TÂCHES À RÉALISER>
[A] Recopiez l'intervention sur les règles budgétaires européennes, en commençant à « Deuxièmement – et » et en terminant à « 2002, qu'extrêmement politiques. ».
[B] Dans l'intervention sur les règles budgétaires européennes, relevez tous les traités, pactes et réformes européens désignés par leur nom.
[C] Poursuivez l'intervention sur les règles budgétaires européennes à partir de sa dernière phrase.

EXTRAIT DU TEXTE>
= = = = =

Monsieur le président, monsieur le secrétaire d'État, mes chers collègues, après avoir étudié, au cours des années précédentes, le pilotage des recettes fiscales et celui de dépenses, nous nous sommes interrogés cette année sur le point de savoir si les règles budgétaires européennes facilitaient ou non le pilotage des finances publiques.
Nous avons donc, tout d'abord, retracé l'évolution de ces règles, du Pacte de stabilité et de croissance jusqu'au Traité sur la stabilité, la coordination et la gouvernance (TSCG), en passant par les deux réformes du Pacte de stabilité et de croissance, le « Two Pack » et le « Six Pack ». Qu'avons-nous découvert ? Premièrement, la progression de la dette publique de l'Union européenne – « l'éléphant dans la pièce » – accumulée au cours des vingt dernières années et qui atteint aujourd'hui un montant considérable n'a jamais été stoppée par l'application des règles budgétaires européennes, quelles qu'elles soient. Nous illustrons ce constat en citant certains chiffres qui montrent que même la dette publique de l'Allemagne est restée, pendant de très nombreuses années, supérieure à la limite de 60 % du PIB qui avait été fixée dans le traité de Maastricht.
Deuxièmement – et c'est peut-être l'élément le plus important de ce rapport –, ces règles n'ont jamais été appliquées au sens juridique du terme, car on en a fait progressivement une lecture politique. De fait, à chaque fois que leur application posait problème, il s'est trouvé des pays européens pour bâtir au sein du Conseil européen, sinon un consensus, du moins une majorité claire afin d'écarter les recommandations de la Commission en la matière. Les règles budgétaires européennes ne sont donc pas tant « stupides », comme les avait qualifiées Romano Prodi en 2002, qu'extrêmement politiques.
Troisièmement, le TSCG repose sur une notion très théorique, celle de croissance potentielle et de solde structurel, de sorte que nous collaborons, ou non, avec la Commission européenne sur le fondement de chiffres très difficiles à établir de manière transparente et qui, en tout état de cause, ne font pas l'objet d'un consensus. À preuve, nous avons comparé, page 29 de notre rapport, les dernières estimations, par le Gouvernement et par la Commission, des écarts de production et de solde structurel de la France. En 2015, la croissance potentielle de notre pays telle qu'évaluée par le Gouvernement est de 1,1 point de PIB alors qu'elle est, selon la Commission, de 0,8 ; quant au solde structurel qui en résulte, il est de moins 1,9 selon le Gouvernement et de moins 2,4 selon la Commission. En 2016, l'écart entre les deux évaluations s'accroît, puisqu'il est d'un demi-point s'agissant de la croissance potentielle et de 0,8 point s'agissant du solde structurel.

= = = = =

Relevés de mise en page visuelle>
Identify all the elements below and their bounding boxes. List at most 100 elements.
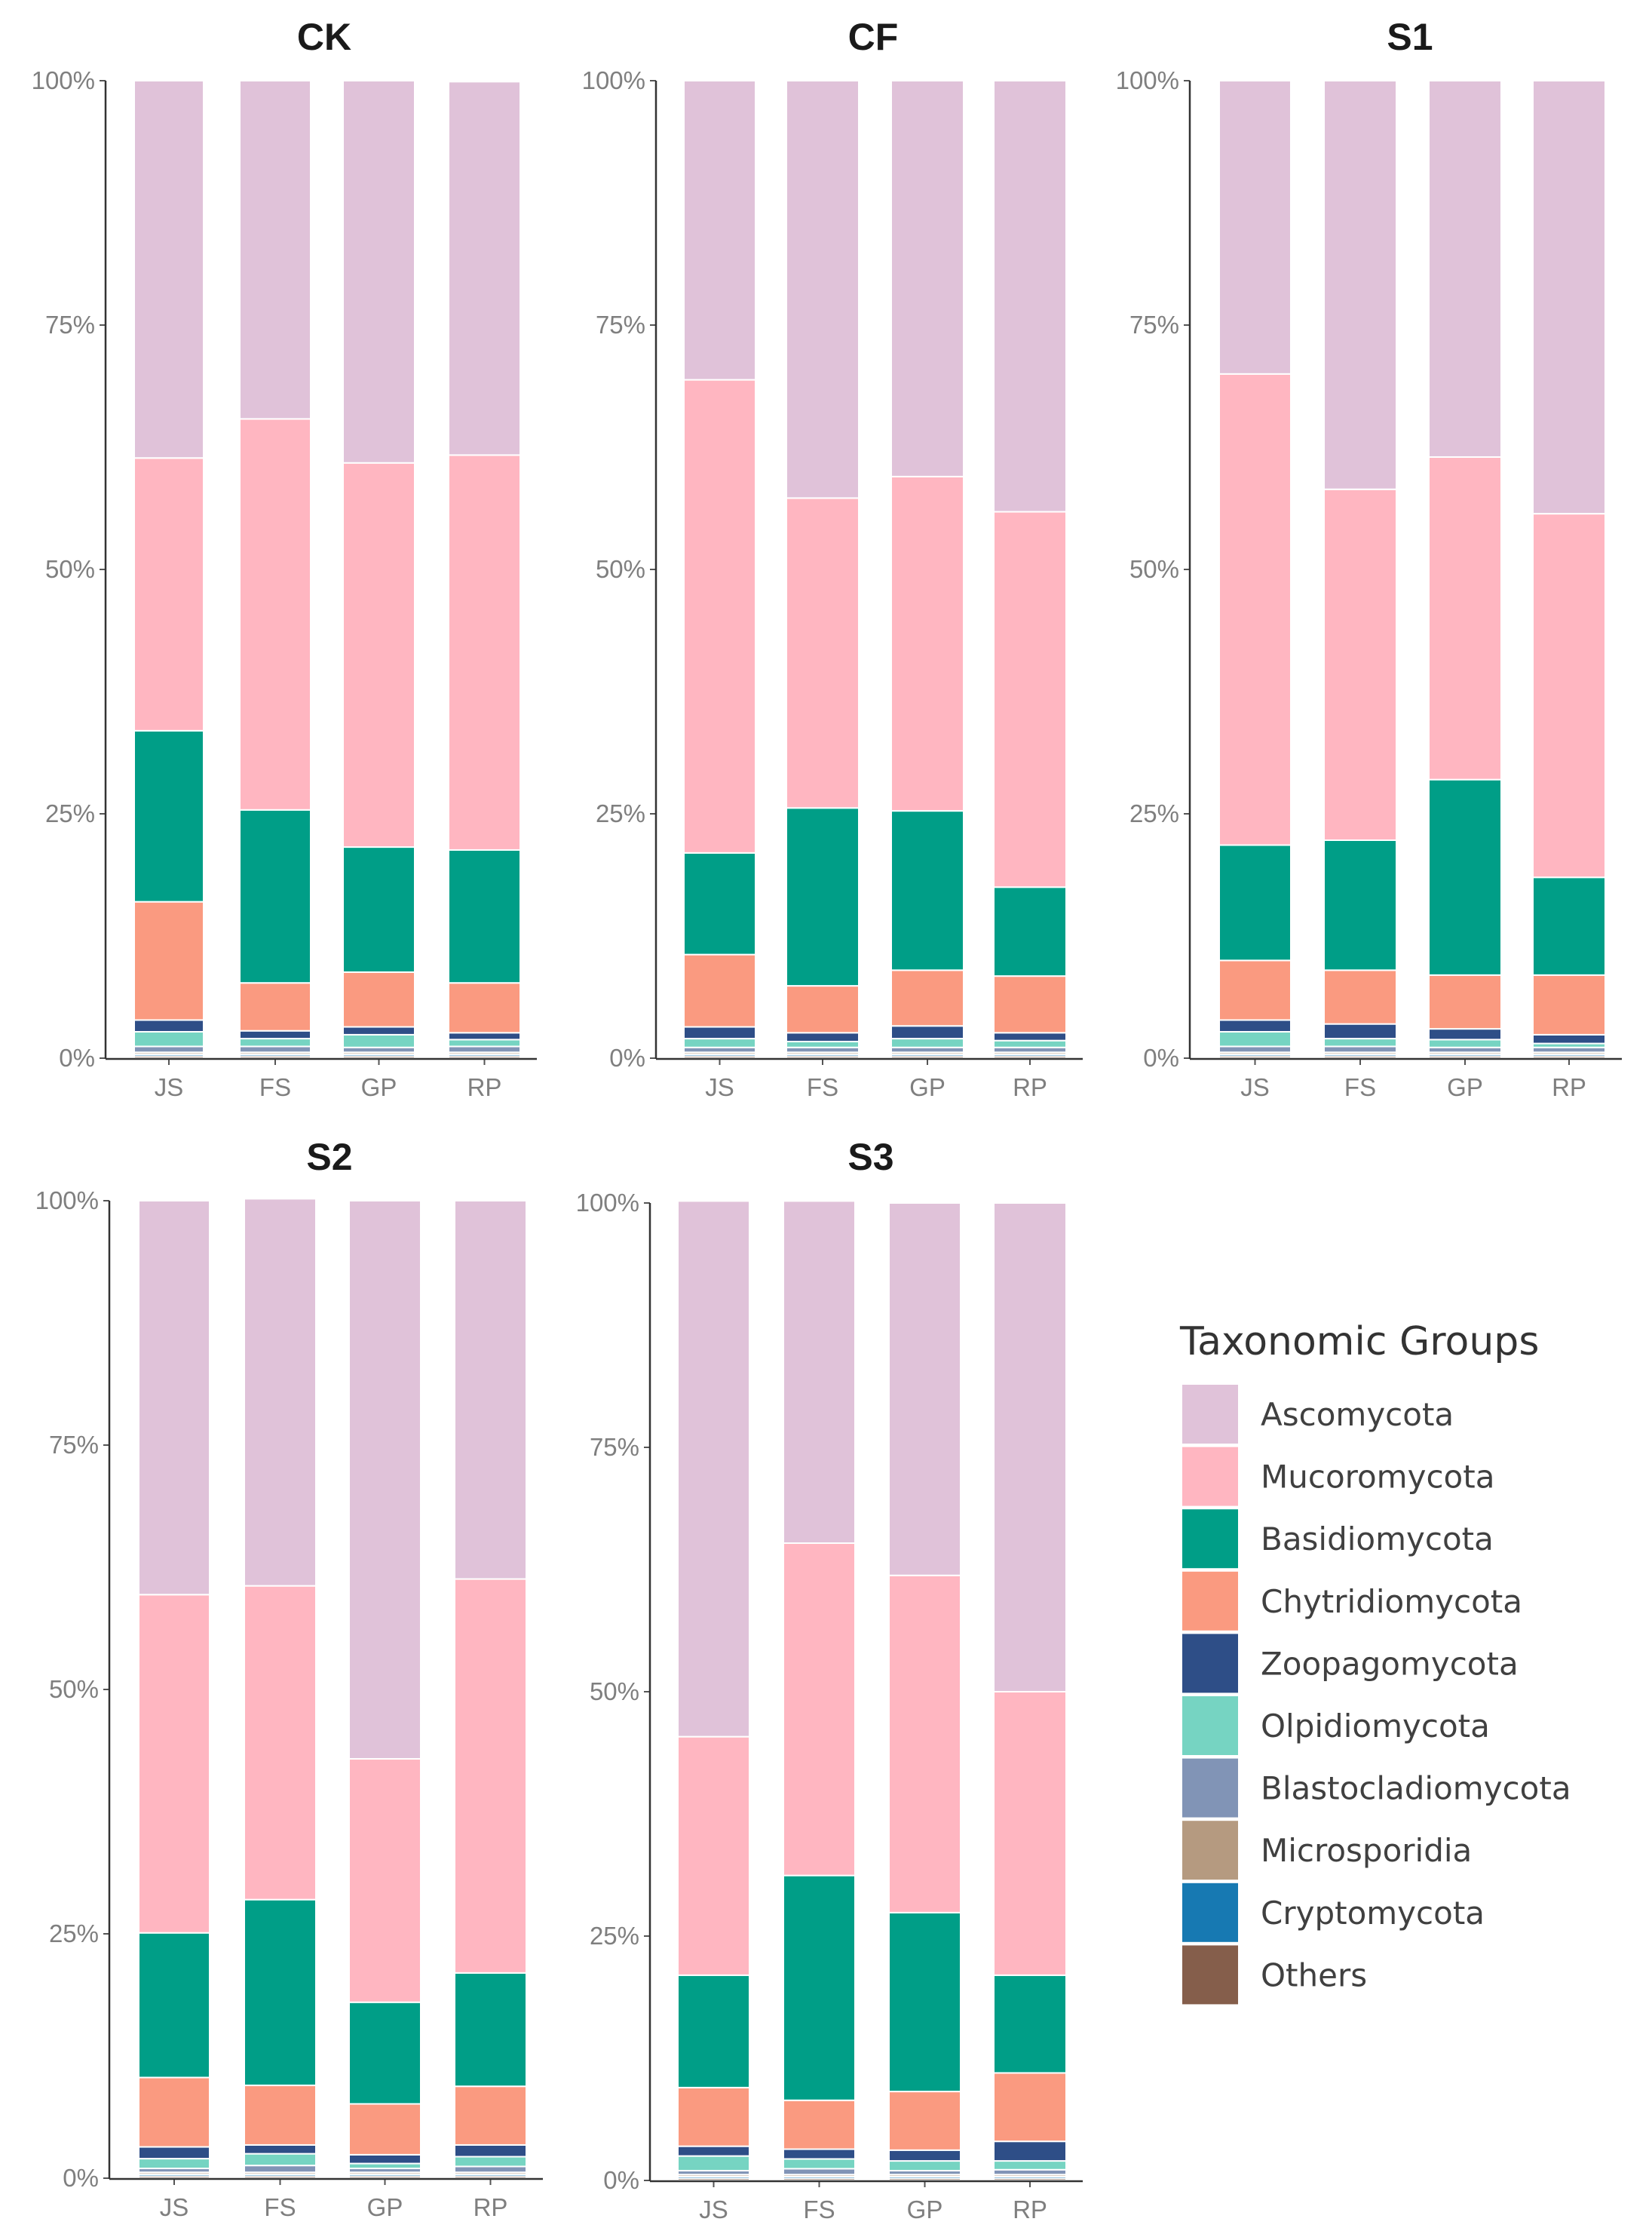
y-tick-label: 75% bbox=[1129, 311, 1179, 339]
bar-rp bbox=[448, 81, 521, 1059]
bar-segment-olpidiomycota bbox=[888, 2160, 961, 2172]
bar-segment-zoopagomycota bbox=[1218, 1019, 1292, 1033]
bar-segment-zoopagomycota bbox=[1428, 1028, 1502, 1041]
bar-segment-ascomycota bbox=[888, 1202, 961, 1576]
y-tick-label: 50% bbox=[49, 1675, 99, 1703]
bar-segment-ascomycota bbox=[133, 80, 204, 459]
bar-segment-chytridiomycota bbox=[1532, 974, 1606, 1036]
bar-segment-olpidiomycota bbox=[786, 1040, 860, 1048]
bar-segment-blastocladiomycota bbox=[783, 2168, 856, 2176]
legend-swatch bbox=[1182, 1385, 1238, 1444]
x-tick-label: FS bbox=[1344, 1073, 1376, 1101]
y-tick-label: 0% bbox=[603, 2166, 639, 2194]
bar-segment-basidiomycota bbox=[1218, 844, 1292, 962]
bar-segment-ascomycota bbox=[138, 1200, 210, 1596]
bar-segment-olpidiomycota bbox=[1428, 1039, 1502, 1048]
bar-segment-olpidiomycota bbox=[890, 1038, 964, 1048]
bar-js bbox=[1218, 80, 1292, 1059]
bar-segment-chytridiomycota bbox=[239, 982, 311, 1032]
legend-item-basidiomycota: Basidiomycota bbox=[1182, 1509, 1494, 1569]
y-tick-label: 50% bbox=[1129, 555, 1179, 583]
bar-segment-mucoromycota bbox=[783, 1542, 856, 1876]
legend-label: Olpidiomycota bbox=[1261, 1708, 1490, 1745]
bar-segment-zoopagomycota bbox=[993, 1032, 1067, 1042]
legend-label: Ascomycota bbox=[1261, 1396, 1454, 1433]
panel-title: S3 bbox=[847, 1136, 893, 1178]
bar-fs bbox=[1323, 80, 1397, 1059]
bar-segment-zoopagomycota bbox=[448, 1032, 521, 1041]
bar-segment-olpidiomycota bbox=[454, 2156, 527, 2168]
legend-swatch bbox=[1182, 1509, 1238, 1569]
bar-segment-basidiomycota bbox=[783, 1874, 856, 2101]
bar-segment-zoopagomycota bbox=[244, 2143, 317, 2155]
x-tick-label: GP bbox=[367, 2193, 403, 2221]
x-tick-label: JS bbox=[699, 2196, 728, 2223]
bar-fs bbox=[786, 80, 860, 1059]
legend-item-mucoromycota: Mucoromycota bbox=[1182, 1447, 1494, 1506]
bar-segment-olpidiomycota bbox=[138, 2158, 210, 2170]
bar-segment-mucoromycota bbox=[677, 1735, 750, 1976]
bar-segment-olpidiomycota bbox=[342, 1033, 415, 1048]
bar-segment-basidiomycota bbox=[454, 1972, 527, 2088]
bar-segment-olpidiomycota bbox=[993, 1039, 1067, 1048]
bar-gp bbox=[890, 80, 964, 1059]
bar-segment-basidiomycota bbox=[993, 886, 1067, 977]
bar-segment-zoopagomycota bbox=[1323, 1023, 1397, 1040]
bar-segment-zoopagomycota bbox=[342, 1026, 415, 1036]
legend-item-chytridiomycota: Chytridiomycota bbox=[1182, 1571, 1522, 1631]
bar-segment-chytridiomycota bbox=[448, 982, 521, 1034]
bar-segment-basidiomycota bbox=[138, 1932, 210, 2079]
bar-js bbox=[133, 80, 204, 1059]
bar-segment-blastocladiomycota bbox=[244, 2165, 317, 2174]
bar-segment-zoopagomycota bbox=[348, 2153, 421, 2165]
bar-js bbox=[683, 80, 756, 1059]
bar-segment-mucoromycota bbox=[1532, 513, 1606, 879]
bar-segment-ascomycota bbox=[993, 80, 1067, 513]
bar-segment-blastocladiomycota bbox=[239, 1045, 311, 1054]
y-tick-label: 25% bbox=[590, 1922, 639, 1950]
legend: Taxonomic Groups Ascomycota Mucoromycota B… bbox=[1179, 1319, 1571, 2005]
x-tick-label: GP bbox=[361, 1073, 397, 1101]
x-tick-label: RP bbox=[1552, 1073, 1586, 1101]
panel-title: CK bbox=[297, 16, 351, 58]
legend-item-cryptomycota: Cryptomycota bbox=[1182, 1883, 1485, 1942]
y-tick-label: 25% bbox=[1129, 799, 1179, 827]
bar-segment-basidiomycota bbox=[133, 729, 204, 903]
bar-segment-ascomycota bbox=[1218, 80, 1292, 375]
y-tick-label: 0% bbox=[1143, 1044, 1179, 1072]
x-tick-label: FS bbox=[807, 1073, 838, 1101]
bar-segment-chytridiomycota bbox=[138, 2076, 210, 2148]
bar-fs bbox=[783, 1200, 856, 2181]
bar-segment-ascomycota bbox=[342, 80, 415, 464]
bar-gp bbox=[342, 80, 415, 1059]
panel-s3: S3 0% 25% 50% 75% 100% JS FS GP RP bbox=[576, 1136, 1083, 2223]
x-tick-label: RP bbox=[1013, 2196, 1047, 2223]
panel-s2: S2 0% 25% 50% 75% 100% JS FS GP RP bbox=[35, 1136, 543, 2221]
bar-segment-zoopagomycota bbox=[890, 1025, 964, 1040]
panel-title: S2 bbox=[306, 1136, 352, 1178]
bar-segment-ascomycota bbox=[677, 1200, 750, 1738]
bar-segment-olpidiomycota bbox=[783, 2158, 856, 2170]
legend-swatch bbox=[1182, 1634, 1238, 1693]
bar-segment-basidiomycota bbox=[342, 846, 415, 973]
bar-segment-chytridiomycota bbox=[677, 2086, 750, 2147]
bar-segment-ascomycota bbox=[448, 81, 521, 456]
bar-segment-ascomycota bbox=[1428, 80, 1502, 458]
bar-segment-chytridiomycota bbox=[1218, 959, 1292, 1021]
y-tick-label: 25% bbox=[596, 799, 645, 827]
legend-item-blastocladiomycota: Blastocladiomycota bbox=[1182, 1758, 1571, 1818]
bar-segment-basidiomycota bbox=[888, 1911, 961, 2093]
y-tick-label: 100% bbox=[32, 66, 95, 94]
bar-segment-ascomycota bbox=[683, 80, 756, 381]
bar-segment-chytridiomycota bbox=[348, 2103, 421, 2156]
bar-segment-ascomycota bbox=[239, 80, 311, 420]
y-tick-label: 50% bbox=[45, 555, 95, 583]
panel-title: S1 bbox=[1387, 16, 1433, 58]
bar-segment-chytridiomycota bbox=[244, 2084, 317, 2146]
y-tick-label: 0% bbox=[63, 2164, 99, 2192]
bar-rp bbox=[454, 1200, 527, 2179]
y-tick-label: 75% bbox=[596, 311, 645, 339]
bar-segment-basidiomycota bbox=[683, 852, 756, 956]
bar-segment-ascomycota bbox=[993, 1202, 1067, 1692]
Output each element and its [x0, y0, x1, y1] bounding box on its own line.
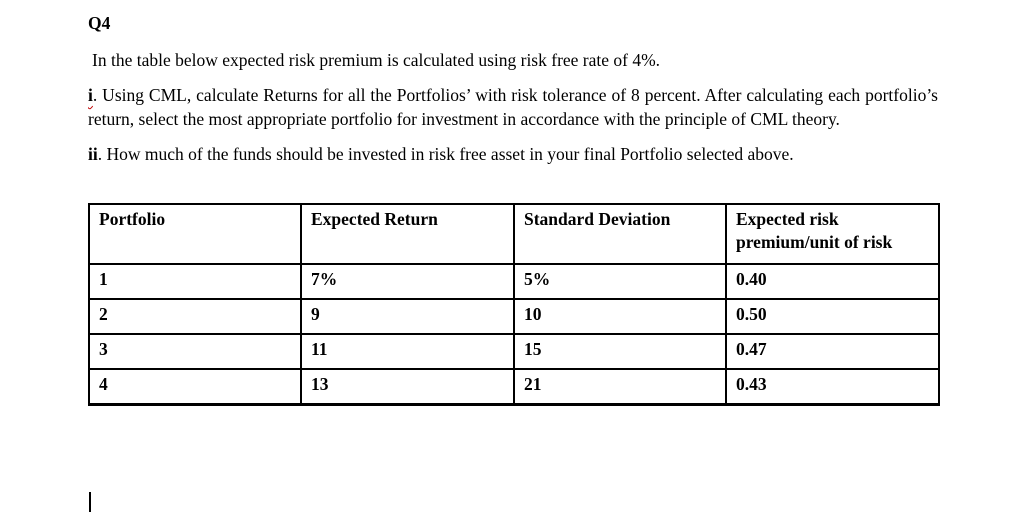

= = = = =

RÉSULTATS ATTENDUS>
[A]
Deuxièmement – et c'est peut-être l'élément le plus important de ce rapport –, ces règles n'ont jamais été appliquées au sens juridique du terme, car on en a fait progressivement une lecture politique. De fait, à chaque fois que leur application posait problème, il s'est trouvé des pays européens pour bâtir au sein du Conseil européen, sinon un consensus, du moins une majorité claire afin d'écarter les recommandations de la Commission en la matière. Les règles budgétaires européennes ne sont donc pas tant « stupides », comme les avait qualifiées Romano Prodi en 2002, qu'extrêmement politiques.

[B]
- Pacte de stabilité et de croissance
- Traité sur la stabilité, la coordination et la gouvernance (TSCG)
- « Two Pack »
- « Six Pack »
- traité de Maastricht

[C]
Comment est-il possible d'avoir un débat politique sur la situation de la France dans le cycle économique si les chiffres calculés selon les règles des traités ne font pas l'objet d'un consensus ? Nous rappelons, du reste, d'une part, que M. Padoan et un certain nombre d'autres ministres des finances européens ont entrepris une démarche pour remettre en cause le mode de calcul de la croissance potentielle et, d'autre part, que plusieurs membres de la Commission des finances ont demandé à Pierre Moscovici de revoir cette évaluation. J'en viens donc à ma première question, monsieur le secrétaire d'État. Comment peut-on piloter correctement les finances publiques de notre pays si nous ne sommes pas d'accord avec la Commission européenne sur les évaluations ?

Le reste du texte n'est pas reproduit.